→ Materials provided:

__________________________________________________

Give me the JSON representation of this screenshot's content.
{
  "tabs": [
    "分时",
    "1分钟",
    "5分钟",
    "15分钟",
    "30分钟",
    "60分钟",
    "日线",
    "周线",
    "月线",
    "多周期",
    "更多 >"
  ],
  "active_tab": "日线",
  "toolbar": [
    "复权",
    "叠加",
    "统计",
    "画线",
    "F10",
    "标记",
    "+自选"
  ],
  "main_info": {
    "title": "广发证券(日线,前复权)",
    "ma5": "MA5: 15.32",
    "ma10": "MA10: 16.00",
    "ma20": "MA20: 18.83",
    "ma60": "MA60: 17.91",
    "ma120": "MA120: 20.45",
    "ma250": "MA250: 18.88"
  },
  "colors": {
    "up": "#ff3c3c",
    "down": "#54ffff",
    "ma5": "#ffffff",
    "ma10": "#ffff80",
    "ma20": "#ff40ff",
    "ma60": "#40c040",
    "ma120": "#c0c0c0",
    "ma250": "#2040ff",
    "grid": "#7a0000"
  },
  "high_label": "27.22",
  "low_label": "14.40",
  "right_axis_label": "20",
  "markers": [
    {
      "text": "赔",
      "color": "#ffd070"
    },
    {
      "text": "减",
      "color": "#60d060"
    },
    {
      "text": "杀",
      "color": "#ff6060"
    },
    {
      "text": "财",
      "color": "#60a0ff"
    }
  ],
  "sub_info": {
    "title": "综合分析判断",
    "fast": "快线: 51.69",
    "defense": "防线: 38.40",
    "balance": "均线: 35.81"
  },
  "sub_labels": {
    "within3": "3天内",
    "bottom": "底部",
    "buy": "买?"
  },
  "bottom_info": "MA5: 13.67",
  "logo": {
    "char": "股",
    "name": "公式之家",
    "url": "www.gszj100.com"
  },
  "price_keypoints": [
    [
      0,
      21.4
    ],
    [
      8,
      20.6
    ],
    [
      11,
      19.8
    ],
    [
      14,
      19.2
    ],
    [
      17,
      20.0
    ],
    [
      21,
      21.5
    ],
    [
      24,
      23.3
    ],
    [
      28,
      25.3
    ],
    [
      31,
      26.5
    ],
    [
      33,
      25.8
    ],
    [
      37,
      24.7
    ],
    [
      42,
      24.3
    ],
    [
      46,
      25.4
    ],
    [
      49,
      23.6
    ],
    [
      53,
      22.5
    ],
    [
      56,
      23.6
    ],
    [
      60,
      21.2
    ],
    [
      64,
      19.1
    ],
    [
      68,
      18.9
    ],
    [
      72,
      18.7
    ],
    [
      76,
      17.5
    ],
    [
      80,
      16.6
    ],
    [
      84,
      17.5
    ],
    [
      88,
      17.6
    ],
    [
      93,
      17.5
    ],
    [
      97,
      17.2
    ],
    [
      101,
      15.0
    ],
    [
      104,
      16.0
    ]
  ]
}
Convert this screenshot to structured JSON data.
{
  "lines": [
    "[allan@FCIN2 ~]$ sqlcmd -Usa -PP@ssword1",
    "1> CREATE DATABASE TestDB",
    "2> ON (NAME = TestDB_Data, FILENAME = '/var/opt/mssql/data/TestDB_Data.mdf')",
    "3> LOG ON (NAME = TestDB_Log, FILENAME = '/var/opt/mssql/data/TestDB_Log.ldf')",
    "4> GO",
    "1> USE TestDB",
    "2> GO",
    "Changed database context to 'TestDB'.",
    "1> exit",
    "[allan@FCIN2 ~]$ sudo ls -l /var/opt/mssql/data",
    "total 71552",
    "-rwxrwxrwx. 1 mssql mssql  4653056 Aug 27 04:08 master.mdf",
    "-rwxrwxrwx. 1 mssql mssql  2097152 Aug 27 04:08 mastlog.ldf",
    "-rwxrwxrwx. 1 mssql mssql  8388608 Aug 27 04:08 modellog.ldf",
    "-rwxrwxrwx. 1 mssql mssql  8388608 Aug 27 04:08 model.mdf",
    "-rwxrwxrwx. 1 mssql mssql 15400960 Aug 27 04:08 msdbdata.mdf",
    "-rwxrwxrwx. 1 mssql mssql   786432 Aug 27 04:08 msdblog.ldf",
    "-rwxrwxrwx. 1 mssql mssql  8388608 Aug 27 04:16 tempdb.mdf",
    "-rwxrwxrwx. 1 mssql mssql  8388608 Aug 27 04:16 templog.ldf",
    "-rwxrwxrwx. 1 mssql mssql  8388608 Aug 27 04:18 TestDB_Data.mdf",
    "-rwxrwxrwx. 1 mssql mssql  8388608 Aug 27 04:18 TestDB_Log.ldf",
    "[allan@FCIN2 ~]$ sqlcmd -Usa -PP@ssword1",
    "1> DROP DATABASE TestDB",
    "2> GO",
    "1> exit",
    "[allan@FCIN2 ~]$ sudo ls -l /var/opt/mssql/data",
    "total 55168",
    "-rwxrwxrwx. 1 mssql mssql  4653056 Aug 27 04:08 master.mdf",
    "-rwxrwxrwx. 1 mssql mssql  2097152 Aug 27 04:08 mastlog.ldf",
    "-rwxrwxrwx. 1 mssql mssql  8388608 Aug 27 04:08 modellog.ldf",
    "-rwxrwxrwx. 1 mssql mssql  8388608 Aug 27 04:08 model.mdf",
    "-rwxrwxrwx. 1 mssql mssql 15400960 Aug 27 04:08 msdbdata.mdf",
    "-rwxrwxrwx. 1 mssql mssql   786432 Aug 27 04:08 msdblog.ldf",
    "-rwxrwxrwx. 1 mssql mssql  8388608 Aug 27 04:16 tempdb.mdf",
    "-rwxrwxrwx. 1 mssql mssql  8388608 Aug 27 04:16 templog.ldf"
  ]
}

__________________________________________________

→ Exercise requirements: Filter the entries down to the lines containing "JSON". Copy each of those lines.

→ Answer for the task:
Give me the JSON representation of this screenshot's content.
Convert this screenshot to structured JSON data.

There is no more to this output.